# Requirements
Pull every line that holds the word "especially" from the entries.

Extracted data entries
* Start *

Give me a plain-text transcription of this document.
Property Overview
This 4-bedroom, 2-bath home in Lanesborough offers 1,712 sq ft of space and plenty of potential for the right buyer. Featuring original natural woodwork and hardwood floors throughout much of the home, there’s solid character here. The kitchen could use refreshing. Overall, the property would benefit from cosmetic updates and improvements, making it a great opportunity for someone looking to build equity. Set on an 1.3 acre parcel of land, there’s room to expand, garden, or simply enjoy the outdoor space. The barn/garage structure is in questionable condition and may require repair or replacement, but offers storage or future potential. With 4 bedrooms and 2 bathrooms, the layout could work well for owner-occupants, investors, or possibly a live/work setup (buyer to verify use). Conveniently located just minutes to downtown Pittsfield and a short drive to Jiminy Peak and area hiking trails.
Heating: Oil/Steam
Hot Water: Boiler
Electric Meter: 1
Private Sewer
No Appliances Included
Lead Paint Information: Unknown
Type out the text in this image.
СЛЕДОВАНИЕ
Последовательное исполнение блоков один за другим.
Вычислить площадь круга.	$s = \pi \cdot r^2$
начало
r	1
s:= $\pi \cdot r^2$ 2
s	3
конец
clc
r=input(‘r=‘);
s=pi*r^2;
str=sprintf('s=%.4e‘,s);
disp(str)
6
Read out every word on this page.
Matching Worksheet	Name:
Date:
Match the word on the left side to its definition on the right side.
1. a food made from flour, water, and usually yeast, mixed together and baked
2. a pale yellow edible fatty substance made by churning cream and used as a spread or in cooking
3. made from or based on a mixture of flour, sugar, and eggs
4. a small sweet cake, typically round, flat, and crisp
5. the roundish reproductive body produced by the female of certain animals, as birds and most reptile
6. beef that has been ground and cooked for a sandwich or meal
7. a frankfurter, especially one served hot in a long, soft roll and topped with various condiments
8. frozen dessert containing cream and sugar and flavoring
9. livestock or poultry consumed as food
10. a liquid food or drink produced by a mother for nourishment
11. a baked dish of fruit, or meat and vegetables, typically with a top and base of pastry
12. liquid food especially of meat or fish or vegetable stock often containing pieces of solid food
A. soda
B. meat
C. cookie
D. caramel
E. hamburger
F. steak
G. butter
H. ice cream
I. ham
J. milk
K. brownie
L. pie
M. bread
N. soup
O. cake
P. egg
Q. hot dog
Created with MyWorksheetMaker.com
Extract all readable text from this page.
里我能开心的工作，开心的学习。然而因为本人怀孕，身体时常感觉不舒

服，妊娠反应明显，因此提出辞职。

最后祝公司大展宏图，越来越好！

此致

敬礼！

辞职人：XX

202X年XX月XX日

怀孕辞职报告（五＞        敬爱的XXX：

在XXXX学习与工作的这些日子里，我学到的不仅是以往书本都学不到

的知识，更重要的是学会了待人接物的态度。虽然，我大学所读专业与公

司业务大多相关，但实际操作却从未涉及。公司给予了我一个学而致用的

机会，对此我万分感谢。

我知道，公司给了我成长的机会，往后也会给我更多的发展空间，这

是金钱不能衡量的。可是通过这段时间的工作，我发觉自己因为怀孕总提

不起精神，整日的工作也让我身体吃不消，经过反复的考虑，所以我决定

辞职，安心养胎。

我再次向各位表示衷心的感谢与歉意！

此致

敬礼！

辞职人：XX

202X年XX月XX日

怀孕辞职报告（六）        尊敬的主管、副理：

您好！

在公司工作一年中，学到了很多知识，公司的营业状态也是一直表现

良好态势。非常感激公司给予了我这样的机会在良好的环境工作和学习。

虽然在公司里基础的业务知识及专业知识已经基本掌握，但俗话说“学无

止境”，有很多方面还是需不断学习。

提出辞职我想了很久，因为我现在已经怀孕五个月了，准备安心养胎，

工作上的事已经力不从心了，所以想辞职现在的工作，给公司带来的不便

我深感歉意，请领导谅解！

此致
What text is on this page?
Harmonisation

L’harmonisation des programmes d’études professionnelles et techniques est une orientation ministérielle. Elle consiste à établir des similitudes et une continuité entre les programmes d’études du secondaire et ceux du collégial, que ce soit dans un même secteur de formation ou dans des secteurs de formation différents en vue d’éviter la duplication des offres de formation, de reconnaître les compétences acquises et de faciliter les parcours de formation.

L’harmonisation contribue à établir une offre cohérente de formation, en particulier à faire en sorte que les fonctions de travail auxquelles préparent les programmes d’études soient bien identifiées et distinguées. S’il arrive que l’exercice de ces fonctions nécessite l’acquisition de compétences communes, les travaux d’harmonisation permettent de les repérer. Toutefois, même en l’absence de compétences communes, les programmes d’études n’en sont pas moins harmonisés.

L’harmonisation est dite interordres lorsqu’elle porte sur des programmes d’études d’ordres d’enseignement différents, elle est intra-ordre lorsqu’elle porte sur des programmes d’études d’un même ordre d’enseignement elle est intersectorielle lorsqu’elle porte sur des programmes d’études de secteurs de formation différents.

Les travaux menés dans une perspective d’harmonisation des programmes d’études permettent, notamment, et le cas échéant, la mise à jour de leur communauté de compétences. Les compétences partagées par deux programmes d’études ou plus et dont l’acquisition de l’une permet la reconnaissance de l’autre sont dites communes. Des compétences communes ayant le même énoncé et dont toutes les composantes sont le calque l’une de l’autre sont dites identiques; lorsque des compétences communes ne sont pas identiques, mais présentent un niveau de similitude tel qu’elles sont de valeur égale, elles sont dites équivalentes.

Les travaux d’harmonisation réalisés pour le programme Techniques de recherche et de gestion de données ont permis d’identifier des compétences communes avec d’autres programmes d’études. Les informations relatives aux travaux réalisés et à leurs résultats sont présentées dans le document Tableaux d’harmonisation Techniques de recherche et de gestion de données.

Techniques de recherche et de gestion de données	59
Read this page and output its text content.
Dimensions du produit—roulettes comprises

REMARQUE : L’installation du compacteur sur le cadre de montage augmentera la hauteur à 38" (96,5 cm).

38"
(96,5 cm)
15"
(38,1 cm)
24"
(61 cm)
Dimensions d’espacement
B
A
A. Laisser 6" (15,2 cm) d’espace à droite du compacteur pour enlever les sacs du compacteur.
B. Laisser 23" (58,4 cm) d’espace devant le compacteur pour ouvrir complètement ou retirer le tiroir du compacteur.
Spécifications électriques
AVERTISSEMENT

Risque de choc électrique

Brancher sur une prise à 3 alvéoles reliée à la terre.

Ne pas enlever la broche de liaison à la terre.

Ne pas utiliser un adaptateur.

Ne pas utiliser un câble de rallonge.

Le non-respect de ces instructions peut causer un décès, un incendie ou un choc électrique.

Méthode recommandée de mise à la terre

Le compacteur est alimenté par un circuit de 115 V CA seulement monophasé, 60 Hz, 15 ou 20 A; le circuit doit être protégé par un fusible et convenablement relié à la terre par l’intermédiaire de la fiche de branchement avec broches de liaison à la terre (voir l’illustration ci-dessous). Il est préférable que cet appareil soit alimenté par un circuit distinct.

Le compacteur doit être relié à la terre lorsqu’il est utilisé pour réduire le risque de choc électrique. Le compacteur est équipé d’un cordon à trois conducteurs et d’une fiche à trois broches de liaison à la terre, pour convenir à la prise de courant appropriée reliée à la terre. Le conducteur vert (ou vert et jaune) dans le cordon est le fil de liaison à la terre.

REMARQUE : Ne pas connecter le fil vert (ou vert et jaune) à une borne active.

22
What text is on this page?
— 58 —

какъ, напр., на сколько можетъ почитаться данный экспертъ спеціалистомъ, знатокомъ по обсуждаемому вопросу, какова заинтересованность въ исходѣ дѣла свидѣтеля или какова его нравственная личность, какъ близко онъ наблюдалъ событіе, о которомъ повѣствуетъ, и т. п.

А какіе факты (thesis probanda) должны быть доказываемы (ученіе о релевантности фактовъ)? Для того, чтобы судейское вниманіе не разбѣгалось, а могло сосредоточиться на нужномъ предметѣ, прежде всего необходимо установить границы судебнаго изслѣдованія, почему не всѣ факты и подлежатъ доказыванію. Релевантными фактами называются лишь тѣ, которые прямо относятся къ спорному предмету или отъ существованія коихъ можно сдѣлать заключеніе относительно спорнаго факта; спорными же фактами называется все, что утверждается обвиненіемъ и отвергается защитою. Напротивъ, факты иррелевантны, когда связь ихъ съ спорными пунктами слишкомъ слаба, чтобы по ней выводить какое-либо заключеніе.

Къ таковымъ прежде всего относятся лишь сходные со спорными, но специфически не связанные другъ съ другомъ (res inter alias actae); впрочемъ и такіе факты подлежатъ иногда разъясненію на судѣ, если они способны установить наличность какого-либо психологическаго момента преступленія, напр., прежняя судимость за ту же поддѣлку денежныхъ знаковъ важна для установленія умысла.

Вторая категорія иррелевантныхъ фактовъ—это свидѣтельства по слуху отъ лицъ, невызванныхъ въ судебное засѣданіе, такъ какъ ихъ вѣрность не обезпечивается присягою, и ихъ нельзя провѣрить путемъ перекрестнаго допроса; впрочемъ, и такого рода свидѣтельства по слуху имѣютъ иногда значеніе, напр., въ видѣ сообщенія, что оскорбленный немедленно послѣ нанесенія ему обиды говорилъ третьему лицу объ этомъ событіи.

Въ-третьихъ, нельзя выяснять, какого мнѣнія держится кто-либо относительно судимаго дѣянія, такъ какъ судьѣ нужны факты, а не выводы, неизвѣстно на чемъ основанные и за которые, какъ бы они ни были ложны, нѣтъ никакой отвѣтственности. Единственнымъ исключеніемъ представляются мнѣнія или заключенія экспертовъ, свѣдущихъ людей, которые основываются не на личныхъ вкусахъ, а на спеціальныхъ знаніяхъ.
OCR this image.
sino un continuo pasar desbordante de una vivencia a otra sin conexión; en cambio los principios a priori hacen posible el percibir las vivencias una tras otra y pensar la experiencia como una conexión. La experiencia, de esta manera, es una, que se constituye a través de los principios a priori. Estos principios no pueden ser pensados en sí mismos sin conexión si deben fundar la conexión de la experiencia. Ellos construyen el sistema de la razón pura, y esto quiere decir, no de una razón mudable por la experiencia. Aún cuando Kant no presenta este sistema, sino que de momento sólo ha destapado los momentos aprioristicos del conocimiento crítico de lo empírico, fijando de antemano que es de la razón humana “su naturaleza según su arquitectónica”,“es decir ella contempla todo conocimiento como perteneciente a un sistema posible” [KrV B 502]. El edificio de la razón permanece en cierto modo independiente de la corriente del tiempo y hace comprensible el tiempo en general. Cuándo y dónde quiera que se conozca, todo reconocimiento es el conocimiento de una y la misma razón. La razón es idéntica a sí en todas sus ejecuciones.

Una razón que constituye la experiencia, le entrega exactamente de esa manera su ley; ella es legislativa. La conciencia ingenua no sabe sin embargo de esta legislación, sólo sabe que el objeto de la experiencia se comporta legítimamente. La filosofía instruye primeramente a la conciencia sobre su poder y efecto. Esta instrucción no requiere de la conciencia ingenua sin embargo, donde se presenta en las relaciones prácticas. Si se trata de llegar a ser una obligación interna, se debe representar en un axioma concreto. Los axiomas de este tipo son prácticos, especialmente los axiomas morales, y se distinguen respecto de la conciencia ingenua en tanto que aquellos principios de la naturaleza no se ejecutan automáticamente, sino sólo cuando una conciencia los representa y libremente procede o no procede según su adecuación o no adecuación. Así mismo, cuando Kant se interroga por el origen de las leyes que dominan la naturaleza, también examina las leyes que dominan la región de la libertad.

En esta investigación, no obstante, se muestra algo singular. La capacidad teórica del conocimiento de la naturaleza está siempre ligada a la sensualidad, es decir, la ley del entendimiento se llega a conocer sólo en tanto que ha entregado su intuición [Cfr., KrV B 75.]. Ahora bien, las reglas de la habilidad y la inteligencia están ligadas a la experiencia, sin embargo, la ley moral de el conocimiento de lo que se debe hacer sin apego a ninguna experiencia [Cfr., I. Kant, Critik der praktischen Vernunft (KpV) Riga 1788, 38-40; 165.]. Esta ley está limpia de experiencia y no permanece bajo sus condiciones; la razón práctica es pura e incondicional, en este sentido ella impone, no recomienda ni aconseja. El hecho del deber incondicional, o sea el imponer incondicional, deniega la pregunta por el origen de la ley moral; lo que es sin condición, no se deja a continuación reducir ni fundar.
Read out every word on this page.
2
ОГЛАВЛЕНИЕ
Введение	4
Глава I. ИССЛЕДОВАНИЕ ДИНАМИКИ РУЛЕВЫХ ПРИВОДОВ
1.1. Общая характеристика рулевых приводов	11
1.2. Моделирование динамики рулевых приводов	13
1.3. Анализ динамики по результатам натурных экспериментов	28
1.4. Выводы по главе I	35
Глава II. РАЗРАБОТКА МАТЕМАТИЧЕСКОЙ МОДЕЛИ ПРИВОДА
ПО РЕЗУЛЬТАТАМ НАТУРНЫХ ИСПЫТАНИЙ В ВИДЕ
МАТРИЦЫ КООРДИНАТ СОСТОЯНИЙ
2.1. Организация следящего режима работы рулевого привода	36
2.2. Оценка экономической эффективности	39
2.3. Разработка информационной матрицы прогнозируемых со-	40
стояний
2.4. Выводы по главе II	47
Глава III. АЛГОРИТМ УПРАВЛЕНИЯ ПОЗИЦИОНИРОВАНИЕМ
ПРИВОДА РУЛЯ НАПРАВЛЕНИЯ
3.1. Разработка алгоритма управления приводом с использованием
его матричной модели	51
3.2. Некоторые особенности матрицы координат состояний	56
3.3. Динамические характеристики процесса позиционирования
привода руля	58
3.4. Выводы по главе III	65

* End *

# Exercise response
7. a frankfurter, especially one served hot in a long, soft roll and topped with various condiments
12. liquid food especially of meat or fish or vegetable stock often containing pieces of solid food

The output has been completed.